<<<<

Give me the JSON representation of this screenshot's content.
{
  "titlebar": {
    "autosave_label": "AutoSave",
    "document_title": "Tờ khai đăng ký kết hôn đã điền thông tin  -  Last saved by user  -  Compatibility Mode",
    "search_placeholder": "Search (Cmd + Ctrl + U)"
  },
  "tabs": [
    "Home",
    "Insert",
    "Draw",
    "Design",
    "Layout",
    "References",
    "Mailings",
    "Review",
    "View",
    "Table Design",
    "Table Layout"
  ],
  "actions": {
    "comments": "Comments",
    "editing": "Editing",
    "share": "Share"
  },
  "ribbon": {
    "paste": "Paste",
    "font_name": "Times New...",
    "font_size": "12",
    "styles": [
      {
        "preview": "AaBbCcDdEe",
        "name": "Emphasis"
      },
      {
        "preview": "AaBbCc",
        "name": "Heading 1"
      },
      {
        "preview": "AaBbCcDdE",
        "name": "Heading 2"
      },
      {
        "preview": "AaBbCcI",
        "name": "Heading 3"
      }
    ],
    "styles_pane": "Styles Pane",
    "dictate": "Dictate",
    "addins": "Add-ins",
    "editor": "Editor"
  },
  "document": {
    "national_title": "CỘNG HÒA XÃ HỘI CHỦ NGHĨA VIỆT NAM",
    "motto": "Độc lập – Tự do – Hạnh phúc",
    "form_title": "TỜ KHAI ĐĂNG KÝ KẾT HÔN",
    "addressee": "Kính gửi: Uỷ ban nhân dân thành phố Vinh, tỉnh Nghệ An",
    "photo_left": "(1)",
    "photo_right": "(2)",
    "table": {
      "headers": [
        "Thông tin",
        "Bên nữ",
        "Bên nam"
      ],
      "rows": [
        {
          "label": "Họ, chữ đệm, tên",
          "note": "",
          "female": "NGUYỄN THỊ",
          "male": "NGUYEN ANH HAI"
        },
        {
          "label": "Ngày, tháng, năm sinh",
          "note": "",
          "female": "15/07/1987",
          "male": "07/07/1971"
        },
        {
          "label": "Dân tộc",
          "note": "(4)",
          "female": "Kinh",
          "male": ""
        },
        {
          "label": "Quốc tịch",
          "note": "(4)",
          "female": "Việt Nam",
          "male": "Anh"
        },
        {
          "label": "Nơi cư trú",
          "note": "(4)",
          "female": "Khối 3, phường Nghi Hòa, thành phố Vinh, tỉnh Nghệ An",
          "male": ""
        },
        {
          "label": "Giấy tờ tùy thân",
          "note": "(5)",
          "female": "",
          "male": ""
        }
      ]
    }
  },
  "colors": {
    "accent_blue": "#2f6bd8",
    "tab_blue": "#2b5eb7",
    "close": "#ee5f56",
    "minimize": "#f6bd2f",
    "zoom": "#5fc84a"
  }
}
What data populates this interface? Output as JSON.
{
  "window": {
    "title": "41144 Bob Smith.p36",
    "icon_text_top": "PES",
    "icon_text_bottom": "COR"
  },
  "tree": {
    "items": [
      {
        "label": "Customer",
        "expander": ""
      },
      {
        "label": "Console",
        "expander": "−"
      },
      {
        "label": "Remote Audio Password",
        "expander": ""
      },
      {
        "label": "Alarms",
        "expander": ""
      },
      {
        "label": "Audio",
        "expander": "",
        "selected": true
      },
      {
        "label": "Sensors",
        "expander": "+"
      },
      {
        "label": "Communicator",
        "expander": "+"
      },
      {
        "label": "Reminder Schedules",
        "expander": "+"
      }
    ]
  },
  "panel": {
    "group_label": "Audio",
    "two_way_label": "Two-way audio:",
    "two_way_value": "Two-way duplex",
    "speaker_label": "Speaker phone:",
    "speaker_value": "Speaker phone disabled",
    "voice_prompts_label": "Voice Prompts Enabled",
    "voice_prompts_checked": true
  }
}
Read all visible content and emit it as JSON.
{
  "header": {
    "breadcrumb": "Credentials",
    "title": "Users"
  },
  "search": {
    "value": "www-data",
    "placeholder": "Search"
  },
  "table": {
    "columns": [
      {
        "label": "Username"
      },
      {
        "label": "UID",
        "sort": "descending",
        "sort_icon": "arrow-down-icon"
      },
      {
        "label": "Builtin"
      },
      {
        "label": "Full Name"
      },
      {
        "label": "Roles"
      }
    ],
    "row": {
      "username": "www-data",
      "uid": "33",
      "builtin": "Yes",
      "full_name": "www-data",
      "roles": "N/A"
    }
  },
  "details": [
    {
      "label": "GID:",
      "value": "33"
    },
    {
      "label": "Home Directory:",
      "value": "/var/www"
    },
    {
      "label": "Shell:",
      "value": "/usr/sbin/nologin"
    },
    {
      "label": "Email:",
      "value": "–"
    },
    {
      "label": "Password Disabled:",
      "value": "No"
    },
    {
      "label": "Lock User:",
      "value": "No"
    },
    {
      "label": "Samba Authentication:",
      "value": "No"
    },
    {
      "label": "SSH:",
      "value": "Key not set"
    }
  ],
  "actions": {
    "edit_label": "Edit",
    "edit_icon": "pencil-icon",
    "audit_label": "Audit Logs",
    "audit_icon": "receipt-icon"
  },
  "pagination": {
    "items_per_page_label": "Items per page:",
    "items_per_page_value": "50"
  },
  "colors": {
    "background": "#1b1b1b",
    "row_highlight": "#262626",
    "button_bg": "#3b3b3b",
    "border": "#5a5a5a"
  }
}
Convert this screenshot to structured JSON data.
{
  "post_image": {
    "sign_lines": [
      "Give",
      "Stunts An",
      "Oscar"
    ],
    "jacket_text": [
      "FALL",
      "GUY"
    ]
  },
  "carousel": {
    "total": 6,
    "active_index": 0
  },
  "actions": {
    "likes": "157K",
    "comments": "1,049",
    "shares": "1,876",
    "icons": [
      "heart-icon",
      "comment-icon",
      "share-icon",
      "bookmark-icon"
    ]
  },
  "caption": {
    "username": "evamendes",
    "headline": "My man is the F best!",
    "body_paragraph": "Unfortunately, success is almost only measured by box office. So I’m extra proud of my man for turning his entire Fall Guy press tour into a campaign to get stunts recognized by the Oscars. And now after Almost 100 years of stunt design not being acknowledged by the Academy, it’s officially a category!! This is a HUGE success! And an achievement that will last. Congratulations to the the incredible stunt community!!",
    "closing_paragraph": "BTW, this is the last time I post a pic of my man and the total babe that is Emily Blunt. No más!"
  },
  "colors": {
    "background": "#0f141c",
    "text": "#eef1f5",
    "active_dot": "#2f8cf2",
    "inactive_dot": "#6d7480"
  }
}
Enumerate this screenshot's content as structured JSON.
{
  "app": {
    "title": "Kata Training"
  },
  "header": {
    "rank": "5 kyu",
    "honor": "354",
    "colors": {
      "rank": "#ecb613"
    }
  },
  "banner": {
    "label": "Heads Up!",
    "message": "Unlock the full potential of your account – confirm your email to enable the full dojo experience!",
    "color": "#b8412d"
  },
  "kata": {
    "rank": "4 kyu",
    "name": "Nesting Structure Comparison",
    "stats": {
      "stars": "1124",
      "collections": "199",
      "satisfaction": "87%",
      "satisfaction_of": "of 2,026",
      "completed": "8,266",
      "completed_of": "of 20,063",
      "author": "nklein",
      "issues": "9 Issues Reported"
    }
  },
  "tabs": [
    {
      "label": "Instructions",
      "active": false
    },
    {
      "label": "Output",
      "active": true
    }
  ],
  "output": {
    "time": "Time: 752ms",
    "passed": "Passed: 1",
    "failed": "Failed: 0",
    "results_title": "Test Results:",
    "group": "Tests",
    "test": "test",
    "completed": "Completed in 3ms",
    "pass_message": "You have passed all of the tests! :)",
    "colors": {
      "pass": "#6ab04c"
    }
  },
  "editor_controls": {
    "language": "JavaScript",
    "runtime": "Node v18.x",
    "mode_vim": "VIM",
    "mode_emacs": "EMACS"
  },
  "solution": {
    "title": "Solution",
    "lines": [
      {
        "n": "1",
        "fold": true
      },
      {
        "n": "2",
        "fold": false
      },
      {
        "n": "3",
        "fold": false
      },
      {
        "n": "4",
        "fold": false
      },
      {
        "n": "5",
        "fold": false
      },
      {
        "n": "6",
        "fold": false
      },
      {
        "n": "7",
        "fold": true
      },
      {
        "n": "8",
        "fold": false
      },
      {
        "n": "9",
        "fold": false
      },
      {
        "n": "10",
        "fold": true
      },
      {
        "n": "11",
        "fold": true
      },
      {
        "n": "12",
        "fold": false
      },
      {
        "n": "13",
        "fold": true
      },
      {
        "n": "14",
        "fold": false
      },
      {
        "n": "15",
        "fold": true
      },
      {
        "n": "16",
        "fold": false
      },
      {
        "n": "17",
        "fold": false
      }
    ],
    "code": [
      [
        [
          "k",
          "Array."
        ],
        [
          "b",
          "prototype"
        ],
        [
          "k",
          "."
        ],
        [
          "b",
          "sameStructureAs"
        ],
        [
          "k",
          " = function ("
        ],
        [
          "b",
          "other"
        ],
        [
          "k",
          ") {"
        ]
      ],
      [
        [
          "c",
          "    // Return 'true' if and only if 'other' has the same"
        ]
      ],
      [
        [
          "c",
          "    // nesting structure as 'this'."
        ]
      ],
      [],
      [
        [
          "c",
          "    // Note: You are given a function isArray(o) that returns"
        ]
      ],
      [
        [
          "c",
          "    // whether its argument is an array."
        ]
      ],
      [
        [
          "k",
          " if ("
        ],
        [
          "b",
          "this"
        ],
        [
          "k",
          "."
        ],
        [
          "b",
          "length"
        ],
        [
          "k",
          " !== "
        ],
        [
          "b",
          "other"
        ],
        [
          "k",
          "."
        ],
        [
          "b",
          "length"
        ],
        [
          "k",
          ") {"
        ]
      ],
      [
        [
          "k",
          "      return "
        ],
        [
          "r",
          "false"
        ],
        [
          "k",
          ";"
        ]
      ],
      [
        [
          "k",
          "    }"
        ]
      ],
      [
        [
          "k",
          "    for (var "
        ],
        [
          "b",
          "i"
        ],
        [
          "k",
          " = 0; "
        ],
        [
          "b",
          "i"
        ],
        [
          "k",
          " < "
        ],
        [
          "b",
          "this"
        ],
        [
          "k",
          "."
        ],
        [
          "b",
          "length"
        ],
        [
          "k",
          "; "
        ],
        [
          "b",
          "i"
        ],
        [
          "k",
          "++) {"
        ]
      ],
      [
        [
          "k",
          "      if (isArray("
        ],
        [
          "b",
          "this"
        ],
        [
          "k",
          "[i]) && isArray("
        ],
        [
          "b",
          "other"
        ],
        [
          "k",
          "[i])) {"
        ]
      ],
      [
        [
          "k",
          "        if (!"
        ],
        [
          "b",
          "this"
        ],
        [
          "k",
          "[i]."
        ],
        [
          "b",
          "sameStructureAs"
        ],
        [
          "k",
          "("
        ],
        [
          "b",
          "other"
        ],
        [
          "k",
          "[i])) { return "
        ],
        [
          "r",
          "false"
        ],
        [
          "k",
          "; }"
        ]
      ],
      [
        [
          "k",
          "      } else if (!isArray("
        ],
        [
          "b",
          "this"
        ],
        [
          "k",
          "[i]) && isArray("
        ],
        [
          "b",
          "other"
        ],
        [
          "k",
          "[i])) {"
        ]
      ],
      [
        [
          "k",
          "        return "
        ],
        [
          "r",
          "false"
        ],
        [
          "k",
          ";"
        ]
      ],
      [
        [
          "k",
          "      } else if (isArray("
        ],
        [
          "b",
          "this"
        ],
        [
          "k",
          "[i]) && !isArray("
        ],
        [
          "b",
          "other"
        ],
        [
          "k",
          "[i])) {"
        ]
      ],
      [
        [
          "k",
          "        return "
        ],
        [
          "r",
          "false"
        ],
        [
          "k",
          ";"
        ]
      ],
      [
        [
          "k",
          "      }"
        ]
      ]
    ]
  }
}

>>>>

SET EXERCISE:
In the listing, find each line with the string "thành" and copy it.

WRITTEN REPLY:
    "addressee": "Kính gửi: Uỷ ban nhân dân thành phố Vinh, tỉnh Nghệ An",
          "female": "Khối 3, phường Nghi Hòa, thành phố Vinh, tỉnh Nghệ An",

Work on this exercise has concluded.